# [Entries provided]

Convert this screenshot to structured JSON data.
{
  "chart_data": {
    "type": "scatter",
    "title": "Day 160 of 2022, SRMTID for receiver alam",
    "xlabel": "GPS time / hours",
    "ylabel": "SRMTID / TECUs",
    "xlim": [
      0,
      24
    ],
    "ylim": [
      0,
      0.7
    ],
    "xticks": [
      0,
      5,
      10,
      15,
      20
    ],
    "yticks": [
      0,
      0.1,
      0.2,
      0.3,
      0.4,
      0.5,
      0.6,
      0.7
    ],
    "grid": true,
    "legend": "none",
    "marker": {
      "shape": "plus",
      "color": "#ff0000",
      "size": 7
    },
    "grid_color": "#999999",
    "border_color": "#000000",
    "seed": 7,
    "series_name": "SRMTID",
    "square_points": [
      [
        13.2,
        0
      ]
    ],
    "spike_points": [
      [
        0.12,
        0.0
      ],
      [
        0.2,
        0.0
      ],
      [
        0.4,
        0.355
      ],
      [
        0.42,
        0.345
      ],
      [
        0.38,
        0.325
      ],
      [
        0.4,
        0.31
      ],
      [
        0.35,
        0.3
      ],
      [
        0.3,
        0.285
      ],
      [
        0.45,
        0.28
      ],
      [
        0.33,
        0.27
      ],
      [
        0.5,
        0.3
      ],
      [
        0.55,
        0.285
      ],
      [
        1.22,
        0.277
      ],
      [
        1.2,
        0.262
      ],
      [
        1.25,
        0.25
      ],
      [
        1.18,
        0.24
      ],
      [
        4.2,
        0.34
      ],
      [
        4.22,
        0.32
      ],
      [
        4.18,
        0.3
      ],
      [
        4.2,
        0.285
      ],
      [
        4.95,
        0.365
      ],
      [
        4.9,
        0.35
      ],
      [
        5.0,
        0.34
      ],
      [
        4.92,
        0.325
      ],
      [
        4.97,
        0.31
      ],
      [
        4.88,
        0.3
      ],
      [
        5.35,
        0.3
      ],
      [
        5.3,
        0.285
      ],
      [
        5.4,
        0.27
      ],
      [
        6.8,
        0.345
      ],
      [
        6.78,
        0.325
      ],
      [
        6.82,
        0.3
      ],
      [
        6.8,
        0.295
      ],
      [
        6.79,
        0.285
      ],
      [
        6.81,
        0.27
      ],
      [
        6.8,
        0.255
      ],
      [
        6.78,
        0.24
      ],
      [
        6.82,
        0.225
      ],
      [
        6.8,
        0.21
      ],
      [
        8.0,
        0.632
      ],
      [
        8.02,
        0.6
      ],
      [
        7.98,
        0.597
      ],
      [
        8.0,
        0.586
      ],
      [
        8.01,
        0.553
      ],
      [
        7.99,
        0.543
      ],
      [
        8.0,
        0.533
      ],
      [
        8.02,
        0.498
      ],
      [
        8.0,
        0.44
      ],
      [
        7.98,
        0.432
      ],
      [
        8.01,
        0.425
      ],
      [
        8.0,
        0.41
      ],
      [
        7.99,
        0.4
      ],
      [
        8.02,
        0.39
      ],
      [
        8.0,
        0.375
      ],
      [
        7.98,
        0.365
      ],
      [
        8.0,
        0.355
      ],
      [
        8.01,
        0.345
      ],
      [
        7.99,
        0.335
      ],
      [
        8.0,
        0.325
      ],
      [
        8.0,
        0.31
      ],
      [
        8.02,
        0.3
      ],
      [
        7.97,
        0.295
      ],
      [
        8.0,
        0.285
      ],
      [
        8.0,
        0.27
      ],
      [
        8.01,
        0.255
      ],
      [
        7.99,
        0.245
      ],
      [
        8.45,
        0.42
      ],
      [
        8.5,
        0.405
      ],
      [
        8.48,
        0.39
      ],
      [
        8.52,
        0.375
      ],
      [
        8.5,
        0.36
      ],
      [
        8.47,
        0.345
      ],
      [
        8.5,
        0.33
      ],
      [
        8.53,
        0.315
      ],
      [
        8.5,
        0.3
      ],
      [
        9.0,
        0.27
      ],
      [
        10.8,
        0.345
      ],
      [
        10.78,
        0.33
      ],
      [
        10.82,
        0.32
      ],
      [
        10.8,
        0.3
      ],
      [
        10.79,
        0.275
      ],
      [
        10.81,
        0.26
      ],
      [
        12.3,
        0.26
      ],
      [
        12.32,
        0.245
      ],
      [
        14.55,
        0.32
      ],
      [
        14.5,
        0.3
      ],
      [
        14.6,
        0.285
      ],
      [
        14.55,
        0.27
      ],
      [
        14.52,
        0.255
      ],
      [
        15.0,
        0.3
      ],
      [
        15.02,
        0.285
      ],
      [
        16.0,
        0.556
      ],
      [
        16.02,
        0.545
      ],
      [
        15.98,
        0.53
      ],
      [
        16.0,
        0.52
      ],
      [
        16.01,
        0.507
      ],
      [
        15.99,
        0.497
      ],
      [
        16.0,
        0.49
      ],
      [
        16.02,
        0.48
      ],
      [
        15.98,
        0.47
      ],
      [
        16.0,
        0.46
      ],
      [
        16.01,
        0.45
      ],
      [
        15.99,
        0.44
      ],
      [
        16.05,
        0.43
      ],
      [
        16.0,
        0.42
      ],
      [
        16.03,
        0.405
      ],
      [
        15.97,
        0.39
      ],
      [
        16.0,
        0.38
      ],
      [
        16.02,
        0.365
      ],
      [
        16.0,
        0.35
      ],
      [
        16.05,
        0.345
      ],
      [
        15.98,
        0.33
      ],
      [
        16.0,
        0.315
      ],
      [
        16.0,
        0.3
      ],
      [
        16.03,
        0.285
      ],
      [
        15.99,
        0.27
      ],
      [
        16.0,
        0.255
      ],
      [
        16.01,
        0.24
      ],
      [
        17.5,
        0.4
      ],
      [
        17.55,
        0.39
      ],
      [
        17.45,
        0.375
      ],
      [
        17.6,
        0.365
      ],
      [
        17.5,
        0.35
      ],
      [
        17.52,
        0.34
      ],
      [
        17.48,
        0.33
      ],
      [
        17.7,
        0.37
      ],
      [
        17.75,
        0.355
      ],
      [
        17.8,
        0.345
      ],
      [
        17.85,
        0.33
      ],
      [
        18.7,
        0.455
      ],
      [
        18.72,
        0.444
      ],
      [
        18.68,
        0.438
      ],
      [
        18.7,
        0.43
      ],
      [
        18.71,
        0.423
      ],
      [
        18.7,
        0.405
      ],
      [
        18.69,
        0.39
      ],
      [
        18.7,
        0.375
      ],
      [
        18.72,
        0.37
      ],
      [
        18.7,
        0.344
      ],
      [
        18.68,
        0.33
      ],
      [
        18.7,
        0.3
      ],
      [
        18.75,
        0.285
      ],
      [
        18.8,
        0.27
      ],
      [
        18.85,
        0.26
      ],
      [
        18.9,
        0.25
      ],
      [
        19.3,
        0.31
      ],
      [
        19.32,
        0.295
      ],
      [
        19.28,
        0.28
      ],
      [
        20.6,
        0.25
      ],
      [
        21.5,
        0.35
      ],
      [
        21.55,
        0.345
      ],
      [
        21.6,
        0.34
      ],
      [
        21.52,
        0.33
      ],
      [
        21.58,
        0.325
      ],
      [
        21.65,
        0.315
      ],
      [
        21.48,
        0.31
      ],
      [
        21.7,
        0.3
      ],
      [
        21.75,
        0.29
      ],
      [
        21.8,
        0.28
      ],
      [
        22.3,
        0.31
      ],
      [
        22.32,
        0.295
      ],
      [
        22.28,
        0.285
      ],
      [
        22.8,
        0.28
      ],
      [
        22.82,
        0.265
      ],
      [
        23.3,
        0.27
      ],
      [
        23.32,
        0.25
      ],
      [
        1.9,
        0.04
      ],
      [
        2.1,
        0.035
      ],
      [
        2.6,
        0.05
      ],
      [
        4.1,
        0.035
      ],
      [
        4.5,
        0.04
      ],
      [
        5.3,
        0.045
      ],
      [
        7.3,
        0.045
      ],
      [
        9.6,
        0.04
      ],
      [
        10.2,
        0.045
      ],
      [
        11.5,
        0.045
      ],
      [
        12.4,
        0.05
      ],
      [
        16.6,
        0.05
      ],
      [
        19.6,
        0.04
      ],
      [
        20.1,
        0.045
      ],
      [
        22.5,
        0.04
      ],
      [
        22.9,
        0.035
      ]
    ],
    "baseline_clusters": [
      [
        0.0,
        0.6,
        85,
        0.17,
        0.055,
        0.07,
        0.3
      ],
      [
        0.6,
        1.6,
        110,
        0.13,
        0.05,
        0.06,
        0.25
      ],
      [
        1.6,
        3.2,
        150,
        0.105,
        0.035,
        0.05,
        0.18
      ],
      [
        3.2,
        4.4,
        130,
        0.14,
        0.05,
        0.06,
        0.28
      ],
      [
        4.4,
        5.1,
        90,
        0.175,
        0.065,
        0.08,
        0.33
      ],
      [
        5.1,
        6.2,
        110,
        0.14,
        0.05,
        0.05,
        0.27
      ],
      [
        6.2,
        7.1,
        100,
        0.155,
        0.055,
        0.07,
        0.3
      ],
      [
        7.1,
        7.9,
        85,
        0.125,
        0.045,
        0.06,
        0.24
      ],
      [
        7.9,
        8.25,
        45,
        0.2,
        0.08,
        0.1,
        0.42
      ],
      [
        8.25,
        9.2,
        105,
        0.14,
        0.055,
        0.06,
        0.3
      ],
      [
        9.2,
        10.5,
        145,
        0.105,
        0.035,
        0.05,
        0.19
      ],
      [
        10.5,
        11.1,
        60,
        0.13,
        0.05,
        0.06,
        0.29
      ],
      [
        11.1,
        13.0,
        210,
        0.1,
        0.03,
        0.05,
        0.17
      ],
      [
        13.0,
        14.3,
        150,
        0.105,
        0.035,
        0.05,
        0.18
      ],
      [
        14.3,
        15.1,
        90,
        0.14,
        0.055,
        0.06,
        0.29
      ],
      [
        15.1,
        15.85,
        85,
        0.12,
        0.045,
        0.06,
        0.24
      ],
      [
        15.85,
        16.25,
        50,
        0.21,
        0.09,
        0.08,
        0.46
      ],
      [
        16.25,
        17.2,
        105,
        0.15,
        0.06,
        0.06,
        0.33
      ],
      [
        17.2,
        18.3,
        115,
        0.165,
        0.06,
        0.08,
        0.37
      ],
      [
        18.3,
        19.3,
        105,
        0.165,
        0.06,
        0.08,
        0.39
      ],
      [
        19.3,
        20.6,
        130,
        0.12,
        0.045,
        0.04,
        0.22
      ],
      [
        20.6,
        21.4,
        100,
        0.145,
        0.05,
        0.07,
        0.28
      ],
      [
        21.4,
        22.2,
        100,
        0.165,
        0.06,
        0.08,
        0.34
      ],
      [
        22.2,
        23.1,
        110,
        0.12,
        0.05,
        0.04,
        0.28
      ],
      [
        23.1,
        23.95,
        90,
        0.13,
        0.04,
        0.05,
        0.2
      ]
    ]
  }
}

# [Set exercise]
Search the data for the string "SRMTID" and copy each line where it appears.

# [Answer in full]
    "title": "Day 160 of 2022, SRMTID for receiver alam",
    "ylabel": "SRMTID / TECUs",
    "series_name": "SRMTID",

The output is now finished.